Direction —
All the data should come back exactly as it was given.
⟨
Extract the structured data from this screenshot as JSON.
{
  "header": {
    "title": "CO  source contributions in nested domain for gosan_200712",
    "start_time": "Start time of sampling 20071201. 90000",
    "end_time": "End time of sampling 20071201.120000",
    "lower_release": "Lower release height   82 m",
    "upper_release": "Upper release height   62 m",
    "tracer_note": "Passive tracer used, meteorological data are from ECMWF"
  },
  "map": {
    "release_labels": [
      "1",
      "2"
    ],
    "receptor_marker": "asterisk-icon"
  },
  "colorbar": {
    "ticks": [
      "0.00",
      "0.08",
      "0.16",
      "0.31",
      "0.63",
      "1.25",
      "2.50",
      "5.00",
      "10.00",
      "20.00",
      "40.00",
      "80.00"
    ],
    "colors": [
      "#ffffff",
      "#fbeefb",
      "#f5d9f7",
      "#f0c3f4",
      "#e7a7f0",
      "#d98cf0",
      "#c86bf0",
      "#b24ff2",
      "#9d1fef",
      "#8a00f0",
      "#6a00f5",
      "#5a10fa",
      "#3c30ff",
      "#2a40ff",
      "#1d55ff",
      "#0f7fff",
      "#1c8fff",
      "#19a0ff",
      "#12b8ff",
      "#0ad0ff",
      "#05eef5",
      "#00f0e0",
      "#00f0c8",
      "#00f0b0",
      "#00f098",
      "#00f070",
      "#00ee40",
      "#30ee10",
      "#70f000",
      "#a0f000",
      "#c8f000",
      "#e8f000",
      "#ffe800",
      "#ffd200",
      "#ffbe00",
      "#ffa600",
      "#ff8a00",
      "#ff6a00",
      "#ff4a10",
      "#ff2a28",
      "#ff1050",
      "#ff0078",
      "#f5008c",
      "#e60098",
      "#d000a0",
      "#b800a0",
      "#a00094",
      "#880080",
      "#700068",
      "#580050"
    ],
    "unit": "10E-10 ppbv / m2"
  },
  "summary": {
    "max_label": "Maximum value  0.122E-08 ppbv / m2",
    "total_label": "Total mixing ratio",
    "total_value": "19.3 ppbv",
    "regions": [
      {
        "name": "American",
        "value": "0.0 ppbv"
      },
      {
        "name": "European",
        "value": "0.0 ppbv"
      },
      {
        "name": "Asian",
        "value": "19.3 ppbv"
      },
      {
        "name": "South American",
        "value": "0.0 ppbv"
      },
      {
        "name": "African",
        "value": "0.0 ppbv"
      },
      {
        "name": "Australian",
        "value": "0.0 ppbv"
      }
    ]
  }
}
⟩
Response to the task —
Extract the structured data from this screenshot as JSON.
{
  "header": {
    "title": "CO  source contributions in nested domain for gosan_200712",
    "start_time": "Start time of sampling 20071201. 90000",
    "end_time": "End time of sampling 20071201.120000",
    "lower_release": "Lower release height   82 m",
    "upper_release": "Upper release height   62 m",
    "tracer_note": "Passive tracer used, meteorological data are from ECMWF"
  },
  "map": {
    "release_labels": [
      "1",
      "2"
    ],
    "receptor_marker": "asterisk-icon"
  },
  "colorbar": {
    "ticks": [
      "0.00",
      "0.08",
      "0.16",
      "0.31",
      "0.63",
      "1.25",
      "2.50",
      "5.00",
      "10.00",
      "20.00",
      "40.00",
      "80.00"
    ],
    "colors": [
      "#ffffff",
      "#fbeefb",
      "#f5d9f7",
      "#f0c3f4",
      "#e7a7f0",
      "#d98cf0",
      "#c86bf0",
      "#b24ff2",
      "#9d1fef",
      "#8a00f0",
      "#6a00f5",
      "#5a10fa",
      "#3c30ff",
      "#2a40ff",
      "#1d55ff",
      "#0f7fff",
      "#1c8fff",
      "#19a0ff",
      "#12b8ff",
      "#0ad0ff",
      "#05eef5",
      "#00f0e0",
      "#00f0c8",
      "#00f0b0",
      "#00f098",
      "#00f070",
      "#00ee40",
      "#30ee10",
      "#70f000",
      "#a0f000",
      "#c8f000",
      "#e8f000",
      "#ffe800",
      "#ffd200",
      "#ffbe00",
      "#ffa600",
      "#ff8a00",
      "#ff6a00",
      "#ff4a10",
      "#ff2a28",
      "#ff1050",
      "#ff0078",
      "#f5008c",
      "#e60098",
      "#d000a0",
      "#b800a0",
      "#a00094",
      "#880080",
      "#700068",
      "#580050"
    ],
    "unit": "10E-10 ppbv / m2"
  },
  "summary": {
    "max_label": "Maximum value  0.122E-08 ppbv / m2",
    "total_label": "Total mixing ratio",
    "total_value": "19.3 ppbv",
    "regions": [
      {
        "name": "American",
        "value": "0.0 ppbv"
      },
      {
        "name": "European",
        "value": "0.0 ppbv"
      },
      {
        "name": "Asian",
        "value": "19.3 ppbv"
      },
      {
        "name": "South American",
        "value": "0.0 ppbv"
      },
      {
        "name": "African",
        "value": "0.0 ppbv"
      },
      {
        "name": "Australian",
        "value": "0.0 ppbv"
      }
    ]
  }
}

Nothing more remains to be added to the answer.